▸ **Problem statement**: Your task is to print all of the material verbatim.

▸ **Data shown**:
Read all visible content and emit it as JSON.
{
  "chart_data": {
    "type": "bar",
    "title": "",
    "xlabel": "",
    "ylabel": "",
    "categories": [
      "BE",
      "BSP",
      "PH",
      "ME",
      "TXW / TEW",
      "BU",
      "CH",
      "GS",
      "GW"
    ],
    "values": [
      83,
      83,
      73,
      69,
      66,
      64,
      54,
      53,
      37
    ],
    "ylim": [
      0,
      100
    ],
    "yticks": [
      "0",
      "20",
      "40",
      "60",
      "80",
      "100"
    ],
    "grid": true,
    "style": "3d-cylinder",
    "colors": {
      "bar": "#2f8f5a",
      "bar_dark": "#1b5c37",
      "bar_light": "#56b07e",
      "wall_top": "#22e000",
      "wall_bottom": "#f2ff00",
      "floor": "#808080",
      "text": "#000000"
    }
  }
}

▸ **Answer below**:
Read all visible content and emit it as JSON.
{
  "chart_data": {
    "type": "bar",
    "title": "",
    "xlabel": "",
    "ylabel": "",
    "categories": [
      "BE",
      "BSP",
      "PH",
      "ME",
      "TXW / TEW",
      "BU",
      "CH",
      "GS",
      "GW"
    ],
    "values": [
      83,
      83,
      73,
      69,
      66,
      64,
      54,
      53,
      37
    ],
    "ylim": [
      0,
      100
    ],
    "yticks": [
      "0",
      "20",
      "40",
      "60",
      "80",
      "100"
    ],
    "grid": true,
    "style": "3d-cylinder",
    "colors": {
      "bar": "#2f8f5a",
      "bar_dark": "#1b5c37",
      "bar_light": "#56b07e",
      "wall_top": "#22e000",
      "wall_bottom": "#f2ff00",
      "floor": "#808080",
      "text": "#000000"
    }
  }
}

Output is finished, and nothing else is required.